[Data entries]
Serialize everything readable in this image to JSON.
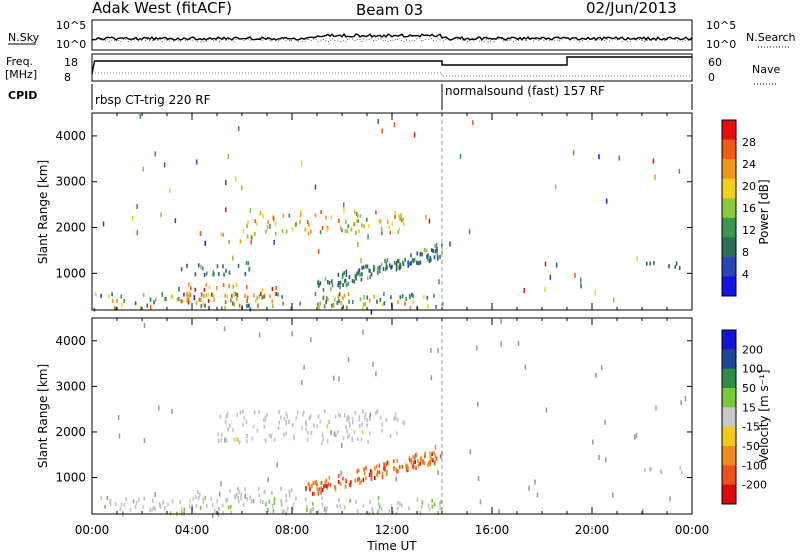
{
  "header": {
    "radar": "Adak West (fitACF)",
    "beam": "Beam 03",
    "date": "02/Jun/2013"
  },
  "top_panels": {
    "nsky_label": "N.Sky",
    "nsearch_label": "N.Search",
    "count_ticks": [
      "10^5",
      "10^0"
    ],
    "freq_label_1": "Freq.",
    "freq_label_2": "[MHz]",
    "freq_ticks": [
      "18",
      "8"
    ],
    "nave_label": "Nave",
    "nave_ticks": [
      "60",
      "0"
    ],
    "cpid_label": "CPID",
    "cpid_segments": [
      {
        "name": "rbsp CT-trig 220 RF",
        "start_h": 0.0,
        "end_h": 14.0
      },
      {
        "name": "normalsound (fast) 157 RF",
        "start_h": 14.0,
        "end_h": 24.0
      }
    ]
  },
  "x_axis": {
    "label": "Time UT",
    "ticks": [
      "00:00",
      "04:00",
      "08:00",
      "12:00",
      "16:00",
      "20:00",
      "00:00"
    ]
  },
  "colors": {
    "power": [
      "#1414e6",
      "#2846b4",
      "#2d6e5a",
      "#3c9650",
      "#8cc83c",
      "#f0d21e",
      "#f0961e",
      "#f05a14",
      "#e60f0f"
    ],
    "velocity": [
      "#1414d2",
      "#1e4696",
      "#2d8c46",
      "#78c83c",
      "#c8c8c8",
      "#f0c81e",
      "#f08c1e",
      "#f0501e",
      "#dc0a0a"
    ],
    "gray_scatter": "#c0c0c0"
  },
  "chart_data": [
    {
      "type": "heatmap",
      "title": "Power",
      "xlabel": "",
      "ylabel": "Slant Range [km]",
      "xlim_hours": [
        0,
        24
      ],
      "ylim_km": [
        200,
        4500
      ],
      "yticks": [
        "1000",
        "2000",
        "3000",
        "4000"
      ],
      "colorbar": {
        "label": "Power [dB]",
        "ticks": [
          "4",
          "8",
          "12",
          "16",
          "20",
          "24",
          "28"
        ],
        "range": [
          0,
          30
        ]
      },
      "features": [
        {
          "t": [
            0.0,
            14.0
          ],
          "r": [
            250,
            600
          ],
          "v": [
            6,
            24
          ],
          "note": "near-range scatter"
        },
        {
          "t": [
            3.5,
            7.8
          ],
          "r": [
            400,
            800
          ],
          "v": [
            16,
            30
          ]
        },
        {
          "t": [
            3.5,
            6.5
          ],
          "r": [
            1000,
            1300
          ],
          "v": [
            4,
            14
          ]
        },
        {
          "t": [
            5.0,
            6.5
          ],
          "r": [
            1700,
            1900
          ],
          "v": [
            10,
            24
          ]
        },
        {
          "t": [
            6.0,
            12.5
          ],
          "r": [
            1900,
            2400
          ],
          "v": [
            12,
            26
          ]
        },
        {
          "t": [
            9.0,
            14.0
          ],
          "r": [
            700,
            1700
          ],
          "v": [
            4,
            14
          ],
          "note": "rising band"
        },
        {
          "t": [
            21.8,
            23.6
          ],
          "r": [
            1150,
            1300
          ],
          "v": [
            4,
            12
          ]
        }
      ]
    },
    {
      "type": "heatmap",
      "title": "Velocity",
      "xlabel": "Time UT",
      "ylabel": "Slant Range [km]",
      "xlim_hours": [
        0,
        24
      ],
      "ylim_km": [
        200,
        4500
      ],
      "yticks": [
        "1000",
        "2000",
        "3000",
        "4000"
      ],
      "colorbar": {
        "label": "Velocity [m s⁻¹]",
        "ticks": [
          "200",
          "100",
          "50",
          "15",
          "-15",
          "-50",
          "-100",
          "-200"
        ],
        "range": [
          -250,
          250
        ]
      },
      "features": [
        {
          "t": [
            0.0,
            14.0
          ],
          "r": [
            250,
            600
          ],
          "v": [
            -15,
            50
          ]
        },
        {
          "t": [
            4.0,
            8.0
          ],
          "r": [
            400,
            800
          ],
          "v": [
            -15,
            15
          ]
        },
        {
          "t": [
            5.0,
            12.5
          ],
          "r": [
            1800,
            2500
          ],
          "v": [
            -30,
            15
          ]
        },
        {
          "t": [
            8.5,
            14.0
          ],
          "r": [
            700,
            1700
          ],
          "v": [
            -220,
            -80
          ],
          "note": "strong negative band"
        },
        {
          "t": [
            21.8,
            23.6
          ],
          "r": [
            1150,
            1300
          ],
          "v": [
            -20,
            30
          ]
        }
      ]
    }
  ]
}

◆ Your task:
Copy every line above in which the string "note" shows up.

◆ Reply to the exercise:
          "note": "near-range scatter"
          "note": "rising band"
          "note": "strong negative band"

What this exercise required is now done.